# YOUR OBJECTIVE:
Among the lines below, count those with "федеральных". Give the total alone.

# DATA EXCERPTS:
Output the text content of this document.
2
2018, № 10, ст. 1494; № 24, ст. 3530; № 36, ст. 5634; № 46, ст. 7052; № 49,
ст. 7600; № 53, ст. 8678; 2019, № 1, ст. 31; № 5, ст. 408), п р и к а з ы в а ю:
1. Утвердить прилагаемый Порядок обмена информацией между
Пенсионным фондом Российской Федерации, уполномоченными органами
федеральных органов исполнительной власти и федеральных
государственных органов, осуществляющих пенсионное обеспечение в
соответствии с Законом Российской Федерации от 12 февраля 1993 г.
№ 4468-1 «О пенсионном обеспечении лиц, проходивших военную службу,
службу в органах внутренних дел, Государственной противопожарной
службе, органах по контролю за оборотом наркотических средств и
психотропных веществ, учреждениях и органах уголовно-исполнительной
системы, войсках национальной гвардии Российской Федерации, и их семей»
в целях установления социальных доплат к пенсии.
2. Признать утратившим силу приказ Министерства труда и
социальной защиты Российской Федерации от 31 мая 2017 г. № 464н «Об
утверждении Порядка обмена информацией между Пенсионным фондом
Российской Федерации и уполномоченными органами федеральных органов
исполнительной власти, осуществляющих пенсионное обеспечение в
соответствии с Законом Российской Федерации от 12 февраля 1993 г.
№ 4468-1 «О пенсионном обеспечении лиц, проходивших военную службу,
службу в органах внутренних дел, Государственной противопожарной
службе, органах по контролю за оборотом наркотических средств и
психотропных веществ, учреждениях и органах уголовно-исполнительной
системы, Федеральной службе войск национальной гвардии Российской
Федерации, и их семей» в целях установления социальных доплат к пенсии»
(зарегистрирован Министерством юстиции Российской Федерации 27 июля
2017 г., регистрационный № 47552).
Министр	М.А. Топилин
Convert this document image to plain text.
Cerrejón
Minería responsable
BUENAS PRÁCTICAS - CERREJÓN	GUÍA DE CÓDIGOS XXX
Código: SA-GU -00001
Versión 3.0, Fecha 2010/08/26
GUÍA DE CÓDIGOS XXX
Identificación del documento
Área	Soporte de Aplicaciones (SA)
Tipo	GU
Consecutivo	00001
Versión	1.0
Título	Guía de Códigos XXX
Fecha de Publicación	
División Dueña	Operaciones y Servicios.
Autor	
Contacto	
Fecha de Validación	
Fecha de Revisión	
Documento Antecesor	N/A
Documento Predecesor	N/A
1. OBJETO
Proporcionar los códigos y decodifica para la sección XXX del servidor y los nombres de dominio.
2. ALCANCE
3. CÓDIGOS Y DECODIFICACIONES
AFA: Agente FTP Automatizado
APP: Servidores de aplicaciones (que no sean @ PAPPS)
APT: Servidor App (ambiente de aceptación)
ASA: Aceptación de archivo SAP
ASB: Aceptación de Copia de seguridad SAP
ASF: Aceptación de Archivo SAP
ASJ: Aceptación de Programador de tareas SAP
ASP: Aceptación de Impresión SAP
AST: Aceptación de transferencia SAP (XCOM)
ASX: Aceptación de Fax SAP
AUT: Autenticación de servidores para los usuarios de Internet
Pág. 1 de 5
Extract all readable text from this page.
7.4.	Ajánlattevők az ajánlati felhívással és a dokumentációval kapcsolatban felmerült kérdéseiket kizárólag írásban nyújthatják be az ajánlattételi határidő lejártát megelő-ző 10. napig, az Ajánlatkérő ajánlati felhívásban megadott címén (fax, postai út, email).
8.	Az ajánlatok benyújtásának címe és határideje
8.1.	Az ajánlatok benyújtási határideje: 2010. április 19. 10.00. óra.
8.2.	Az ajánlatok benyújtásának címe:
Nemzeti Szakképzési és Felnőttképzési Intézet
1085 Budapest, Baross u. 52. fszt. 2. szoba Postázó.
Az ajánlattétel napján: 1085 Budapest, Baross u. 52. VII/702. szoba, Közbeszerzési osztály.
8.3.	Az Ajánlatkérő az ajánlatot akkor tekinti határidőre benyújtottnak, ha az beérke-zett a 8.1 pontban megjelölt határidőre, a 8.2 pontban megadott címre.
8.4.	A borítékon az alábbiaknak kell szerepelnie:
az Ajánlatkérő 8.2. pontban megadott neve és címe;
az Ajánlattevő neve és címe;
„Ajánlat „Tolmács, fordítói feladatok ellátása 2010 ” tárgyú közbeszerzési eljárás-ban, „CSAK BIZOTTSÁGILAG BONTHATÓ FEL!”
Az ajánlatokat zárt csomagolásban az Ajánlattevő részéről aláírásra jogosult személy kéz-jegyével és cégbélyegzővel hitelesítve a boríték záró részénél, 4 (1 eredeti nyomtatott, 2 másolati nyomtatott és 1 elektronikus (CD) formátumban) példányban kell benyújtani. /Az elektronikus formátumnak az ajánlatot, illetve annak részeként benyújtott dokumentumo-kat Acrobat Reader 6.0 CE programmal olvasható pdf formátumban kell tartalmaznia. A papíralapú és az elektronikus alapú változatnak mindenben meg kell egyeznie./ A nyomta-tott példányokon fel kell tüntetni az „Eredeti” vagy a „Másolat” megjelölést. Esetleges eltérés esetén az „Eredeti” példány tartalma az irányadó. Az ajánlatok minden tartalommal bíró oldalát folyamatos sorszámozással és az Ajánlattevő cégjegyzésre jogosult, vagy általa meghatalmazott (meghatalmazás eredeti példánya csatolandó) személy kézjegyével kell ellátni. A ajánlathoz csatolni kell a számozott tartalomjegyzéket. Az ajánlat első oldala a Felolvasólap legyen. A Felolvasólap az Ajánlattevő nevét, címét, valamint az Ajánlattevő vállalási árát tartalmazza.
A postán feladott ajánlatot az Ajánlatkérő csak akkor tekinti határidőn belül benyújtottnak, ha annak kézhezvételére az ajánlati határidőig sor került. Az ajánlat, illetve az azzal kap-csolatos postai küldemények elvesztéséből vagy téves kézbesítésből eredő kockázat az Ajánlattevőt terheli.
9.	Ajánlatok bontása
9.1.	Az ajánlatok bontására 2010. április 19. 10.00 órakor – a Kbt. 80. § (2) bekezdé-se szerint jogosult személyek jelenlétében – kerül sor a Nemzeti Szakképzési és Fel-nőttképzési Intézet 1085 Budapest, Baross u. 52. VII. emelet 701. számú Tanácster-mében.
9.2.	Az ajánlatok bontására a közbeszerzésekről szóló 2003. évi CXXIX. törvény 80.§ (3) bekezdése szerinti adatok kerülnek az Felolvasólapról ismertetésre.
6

# FULL OUTPUT:
2